### Exercise prompt
Collect all lines from the records below that include the word "left".

### The input
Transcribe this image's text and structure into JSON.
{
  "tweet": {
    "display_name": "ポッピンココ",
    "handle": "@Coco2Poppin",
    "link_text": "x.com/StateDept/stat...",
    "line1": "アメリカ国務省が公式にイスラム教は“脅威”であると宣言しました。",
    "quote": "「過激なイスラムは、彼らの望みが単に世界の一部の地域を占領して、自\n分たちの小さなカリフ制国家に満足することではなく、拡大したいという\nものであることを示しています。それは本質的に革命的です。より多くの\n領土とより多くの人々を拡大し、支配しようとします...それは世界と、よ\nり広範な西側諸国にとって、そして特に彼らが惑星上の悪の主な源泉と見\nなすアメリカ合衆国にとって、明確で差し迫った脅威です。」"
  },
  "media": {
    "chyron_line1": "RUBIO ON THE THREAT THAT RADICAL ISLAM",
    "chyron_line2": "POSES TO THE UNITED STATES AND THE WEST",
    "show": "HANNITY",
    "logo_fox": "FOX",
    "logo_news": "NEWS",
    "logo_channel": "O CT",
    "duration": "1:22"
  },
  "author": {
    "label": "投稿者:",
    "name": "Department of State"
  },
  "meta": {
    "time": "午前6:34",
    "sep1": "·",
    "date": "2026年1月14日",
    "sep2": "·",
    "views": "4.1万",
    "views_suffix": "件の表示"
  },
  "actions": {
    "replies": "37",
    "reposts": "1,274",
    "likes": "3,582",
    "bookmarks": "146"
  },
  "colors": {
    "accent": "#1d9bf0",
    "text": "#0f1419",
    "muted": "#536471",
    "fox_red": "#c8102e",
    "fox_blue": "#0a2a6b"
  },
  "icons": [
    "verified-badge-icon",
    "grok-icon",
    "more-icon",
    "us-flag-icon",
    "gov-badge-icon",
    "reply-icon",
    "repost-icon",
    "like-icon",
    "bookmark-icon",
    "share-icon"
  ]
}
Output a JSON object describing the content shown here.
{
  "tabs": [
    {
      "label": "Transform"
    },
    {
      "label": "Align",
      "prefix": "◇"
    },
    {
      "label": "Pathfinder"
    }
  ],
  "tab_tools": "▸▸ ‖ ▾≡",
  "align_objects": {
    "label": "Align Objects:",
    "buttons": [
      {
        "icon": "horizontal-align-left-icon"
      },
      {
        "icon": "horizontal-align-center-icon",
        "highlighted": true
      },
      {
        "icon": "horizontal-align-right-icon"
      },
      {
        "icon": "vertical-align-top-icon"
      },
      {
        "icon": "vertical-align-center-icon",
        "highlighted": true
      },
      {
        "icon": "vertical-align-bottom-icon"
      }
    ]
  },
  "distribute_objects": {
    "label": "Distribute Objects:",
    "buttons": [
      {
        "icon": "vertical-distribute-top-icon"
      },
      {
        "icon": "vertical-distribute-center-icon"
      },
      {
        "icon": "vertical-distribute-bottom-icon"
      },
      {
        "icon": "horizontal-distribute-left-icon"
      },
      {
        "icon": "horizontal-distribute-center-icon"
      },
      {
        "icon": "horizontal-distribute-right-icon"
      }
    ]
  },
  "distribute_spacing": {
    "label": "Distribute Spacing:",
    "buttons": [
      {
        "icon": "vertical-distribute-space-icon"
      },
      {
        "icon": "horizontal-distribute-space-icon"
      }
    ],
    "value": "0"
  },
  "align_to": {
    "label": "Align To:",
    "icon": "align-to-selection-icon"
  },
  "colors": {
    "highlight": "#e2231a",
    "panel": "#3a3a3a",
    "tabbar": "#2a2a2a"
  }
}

### Final answer
        "icon": "horizontal-align-left-icon"
        "icon": "horizontal-distribute-left-icon"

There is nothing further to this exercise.